• [Short problem] Repeat what the lines below say, word for word, and skip every image.
* START Dataset extract *
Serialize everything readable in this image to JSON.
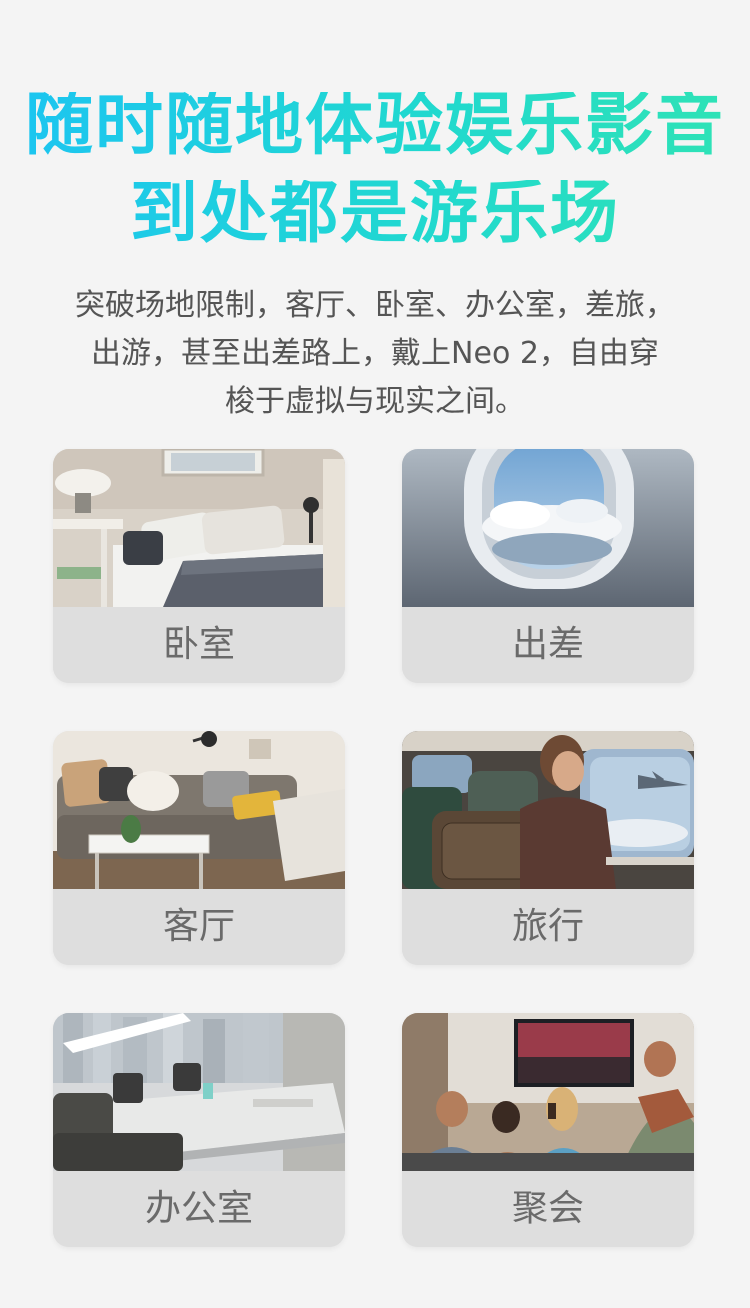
{
  "hero": {
    "title_line1": "随时随地体验娱乐影音",
    "title_line2": "到处都是游乐场",
    "subtitle_line1": "突破场地限制，客厅、卧室、办公室，差旅，",
    "subtitle_line2": "出游，甚至出差路上，戴上Neo 2，自由穿",
    "subtitle_line3": "梭于虚拟与现实之间。"
  },
  "scenes": [
    {
      "label": "卧室"
    },
    {
      "label": "出差"
    },
    {
      "label": "客厅"
    },
    {
      "label": "旅行"
    },
    {
      "label": "办公室"
    },
    {
      "label": "聚会"
    }
  ],
  "colors": {
    "title_gradient_start": "#1cc4f2",
    "title_gradient_end": "#2fe3b4",
    "background": "#f4f4f4",
    "card_label_bg": "#dedede",
    "label_text": "#6a6a6a"
  }
}
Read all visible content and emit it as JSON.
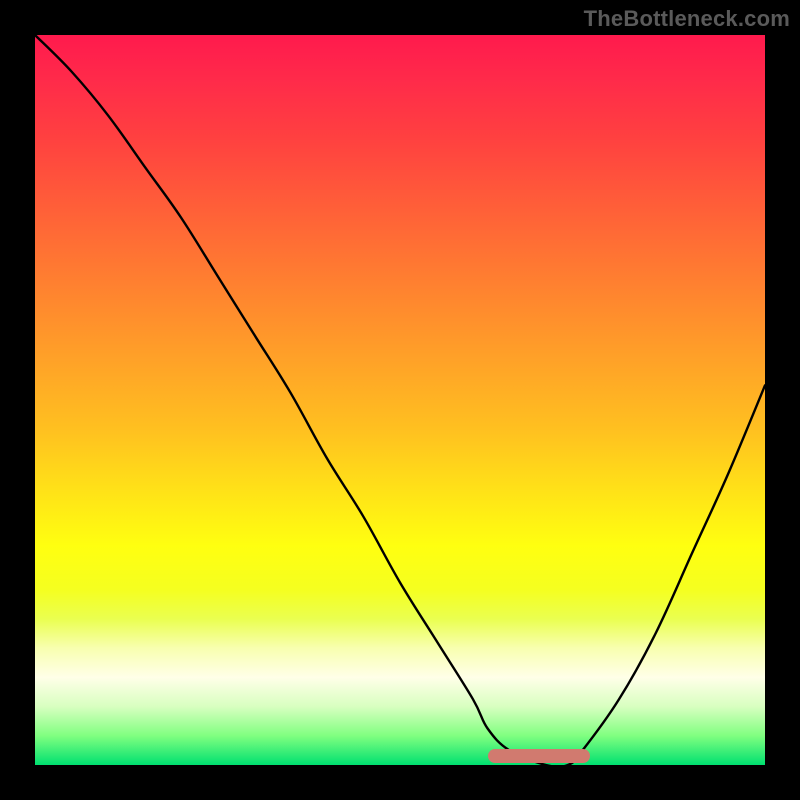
* END Dataset extract *
• [Written reply]
Serialize everything readable in this image to JSON.
{
  "hero": {
    "title_line1": "随时随地体验娱乐影音",
    "title_line2": "到处都是游乐场",
    "subtitle_line1": "突破场地限制，客厅、卧室、办公室，差旅，",
    "subtitle_line2": "出游，甚至出差路上，戴上Neo 2，自由穿",
    "subtitle_line3": "梭于虚拟与现实之间。"
  },
  "scenes": [
    {
      "label": "卧室"
    },
    {
      "label": "出差"
    },
    {
      "label": "客厅"
    },
    {
      "label": "旅行"
    },
    {
      "label": "办公室"
    },
    {
      "label": "聚会"
    }
  ],
  "colors": {
    "title_gradient_start": "#1cc4f2",
    "title_gradient_end": "#2fe3b4",
    "background": "#f4f4f4",
    "card_label_bg": "#dedede",
    "label_text": "#6a6a6a"
  }
}
Read all visible content and emit it as JSON.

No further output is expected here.